What is being asked: Determine the number of lines containing the word "Рост". Reply with it and nothing else.

Dataset extract:
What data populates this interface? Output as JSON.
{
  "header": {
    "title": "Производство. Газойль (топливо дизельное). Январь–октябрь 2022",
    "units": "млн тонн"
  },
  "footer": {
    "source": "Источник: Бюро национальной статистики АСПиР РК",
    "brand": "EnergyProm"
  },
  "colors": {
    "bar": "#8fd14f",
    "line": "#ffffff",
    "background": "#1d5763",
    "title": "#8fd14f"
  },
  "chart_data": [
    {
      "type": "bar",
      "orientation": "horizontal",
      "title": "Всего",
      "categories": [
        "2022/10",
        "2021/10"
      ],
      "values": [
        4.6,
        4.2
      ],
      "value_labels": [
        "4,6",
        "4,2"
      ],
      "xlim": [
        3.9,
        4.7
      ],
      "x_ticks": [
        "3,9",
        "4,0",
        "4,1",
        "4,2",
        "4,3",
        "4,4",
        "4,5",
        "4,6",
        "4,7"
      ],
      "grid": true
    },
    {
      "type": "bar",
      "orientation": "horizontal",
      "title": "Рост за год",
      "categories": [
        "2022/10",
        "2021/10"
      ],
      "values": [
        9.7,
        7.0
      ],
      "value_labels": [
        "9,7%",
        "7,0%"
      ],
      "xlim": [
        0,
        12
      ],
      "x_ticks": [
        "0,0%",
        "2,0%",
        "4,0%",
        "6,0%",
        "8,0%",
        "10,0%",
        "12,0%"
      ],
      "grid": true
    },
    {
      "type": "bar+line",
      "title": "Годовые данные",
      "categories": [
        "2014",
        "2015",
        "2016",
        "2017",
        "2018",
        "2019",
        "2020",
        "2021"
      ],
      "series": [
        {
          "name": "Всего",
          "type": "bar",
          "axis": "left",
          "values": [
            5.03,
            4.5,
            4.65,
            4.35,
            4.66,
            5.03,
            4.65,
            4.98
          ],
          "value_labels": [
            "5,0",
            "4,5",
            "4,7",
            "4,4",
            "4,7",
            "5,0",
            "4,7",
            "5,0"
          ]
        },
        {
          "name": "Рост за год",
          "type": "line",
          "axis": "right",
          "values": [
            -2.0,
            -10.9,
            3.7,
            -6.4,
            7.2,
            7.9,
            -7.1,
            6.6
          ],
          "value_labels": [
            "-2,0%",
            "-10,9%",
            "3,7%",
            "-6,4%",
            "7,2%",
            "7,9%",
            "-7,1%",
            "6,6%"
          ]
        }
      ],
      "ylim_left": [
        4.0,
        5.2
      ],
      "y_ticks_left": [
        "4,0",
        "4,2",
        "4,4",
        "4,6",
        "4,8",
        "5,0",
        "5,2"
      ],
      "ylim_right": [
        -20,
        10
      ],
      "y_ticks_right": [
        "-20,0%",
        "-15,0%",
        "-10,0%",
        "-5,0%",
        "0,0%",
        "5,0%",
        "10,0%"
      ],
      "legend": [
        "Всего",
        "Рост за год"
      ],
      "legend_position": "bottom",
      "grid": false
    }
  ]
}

Answer to the task: 3